Given problem
Repeat the material in full. Keep every line exactly as it is.

═══ Data rows

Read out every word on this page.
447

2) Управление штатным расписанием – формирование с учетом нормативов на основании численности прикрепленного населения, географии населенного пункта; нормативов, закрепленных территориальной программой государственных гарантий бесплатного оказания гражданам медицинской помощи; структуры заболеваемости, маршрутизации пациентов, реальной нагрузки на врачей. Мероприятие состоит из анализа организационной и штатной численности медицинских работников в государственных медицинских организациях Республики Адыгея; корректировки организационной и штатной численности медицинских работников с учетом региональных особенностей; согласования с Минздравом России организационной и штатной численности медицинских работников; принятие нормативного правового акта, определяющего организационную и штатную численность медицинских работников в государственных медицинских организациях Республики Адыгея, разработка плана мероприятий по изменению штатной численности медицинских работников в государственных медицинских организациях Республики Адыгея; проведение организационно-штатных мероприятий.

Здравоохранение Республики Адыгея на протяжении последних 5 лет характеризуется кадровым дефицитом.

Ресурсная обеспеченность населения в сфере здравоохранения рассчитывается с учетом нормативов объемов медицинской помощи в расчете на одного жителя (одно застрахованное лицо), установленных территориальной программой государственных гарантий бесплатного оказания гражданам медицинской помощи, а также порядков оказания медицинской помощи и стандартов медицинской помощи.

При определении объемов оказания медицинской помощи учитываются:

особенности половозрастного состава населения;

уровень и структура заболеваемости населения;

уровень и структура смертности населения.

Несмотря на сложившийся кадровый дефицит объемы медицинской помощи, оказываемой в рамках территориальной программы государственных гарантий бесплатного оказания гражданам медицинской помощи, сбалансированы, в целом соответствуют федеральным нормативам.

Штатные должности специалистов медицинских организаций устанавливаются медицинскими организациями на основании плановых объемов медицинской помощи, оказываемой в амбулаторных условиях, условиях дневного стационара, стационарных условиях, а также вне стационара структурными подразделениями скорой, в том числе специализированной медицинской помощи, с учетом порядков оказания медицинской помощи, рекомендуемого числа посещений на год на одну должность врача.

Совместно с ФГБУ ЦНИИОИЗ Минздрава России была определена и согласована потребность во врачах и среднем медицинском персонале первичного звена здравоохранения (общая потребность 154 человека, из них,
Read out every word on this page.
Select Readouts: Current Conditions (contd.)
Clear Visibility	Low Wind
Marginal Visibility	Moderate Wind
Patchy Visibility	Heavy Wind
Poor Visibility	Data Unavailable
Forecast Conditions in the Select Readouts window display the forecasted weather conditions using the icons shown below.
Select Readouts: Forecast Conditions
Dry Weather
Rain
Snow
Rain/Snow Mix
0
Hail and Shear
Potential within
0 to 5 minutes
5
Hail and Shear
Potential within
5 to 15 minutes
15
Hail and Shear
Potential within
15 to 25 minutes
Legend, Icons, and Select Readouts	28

══════

Full solution
Read out every word on this page.
447

2) Управление штатным расписанием – формирование с учетом нормативов на основании численности прикрепленного населения, географии населенного пункта; нормативов, закрепленных территориальной программой государственных гарантий бесплатного оказания гражданам медицинской помощи; структуры заболеваемости, маршрутизации пациентов, реальной нагрузки на врачей. Мероприятие состоит из анализа организационной и штатной численности медицинских работников в государственных медицинских организациях Республики Адыгея; корректировки организационной и штатной численности медицинских работников с учетом региональных особенностей; согласования с Минздравом России организационной и штатной численности медицинских работников; принятие нормативного правового акта, определяющего организационную и штатную численность медицинских работников в государственных медицинских организациях Республики Адыгея, разработка плана мероприятий по изменению штатной численности медицинских работников в государственных медицинских организациях Республики Адыгея; проведение организационно-штатных мероприятий.

Здравоохранение Республики Адыгея на протяжении последних 5 лет характеризуется кадровым дефицитом.

Ресурсная обеспеченность населения в сфере здравоохранения рассчитывается с учетом нормативов объемов медицинской помощи в расчете на одного жителя (одно застрахованное лицо), установленных территориальной программой государственных гарантий бесплатного оказания гражданам медицинской помощи, а также порядков оказания медицинской помощи и стандартов медицинской помощи.

При определении объемов оказания медицинской помощи учитываются:

особенности половозрастного состава населения;

уровень и структура заболеваемости населения;

уровень и структура смертности населения.

Несмотря на сложившийся кадровый дефицит объемы медицинской помощи, оказываемой в рамках территориальной программы государственных гарантий бесплатного оказания гражданам медицинской помощи, сбалансированы, в целом соответствуют федеральным нормативам.

Штатные должности специалистов медицинских организаций устанавливаются медицинскими организациями на основании плановых объемов медицинской помощи, оказываемой в амбулаторных условиях, условиях дневного стационара, стационарных условиях, а также вне стационара структурными подразделениями скорой, в том числе специализированной медицинской помощи, с учетом порядков оказания медицинской помощи, рекомендуемого числа посещений на год на одну должность врача.

Совместно с ФГБУ ЦНИИОИЗ Минздрава России была определена и согласована потребность во врачах и среднем медицинском персонале первичного звена здравоохранения (общая потребность 154 человека, из них,
Read out every word on this page.
Select Readouts: Current Conditions (contd.)
Clear Visibility	Low Wind
Marginal Visibility	Moderate Wind
Patchy Visibility	Heavy Wind
Poor Visibility	Data Unavailable
Forecast Conditions in the Select Readouts window display the forecasted weather conditions using the icons shown below.
Select Readouts: Forecast Conditions
Dry Weather
Rain
Snow
Rain/Snow Mix
0
Hail and Shear
Potential within
0 to 5 minutes
5
Hail and Shear
Potential within
5 to 15 minutes
15
Hail and Shear
Potential within
15 to 25 minutes
Legend, Icons, and Select Readouts	28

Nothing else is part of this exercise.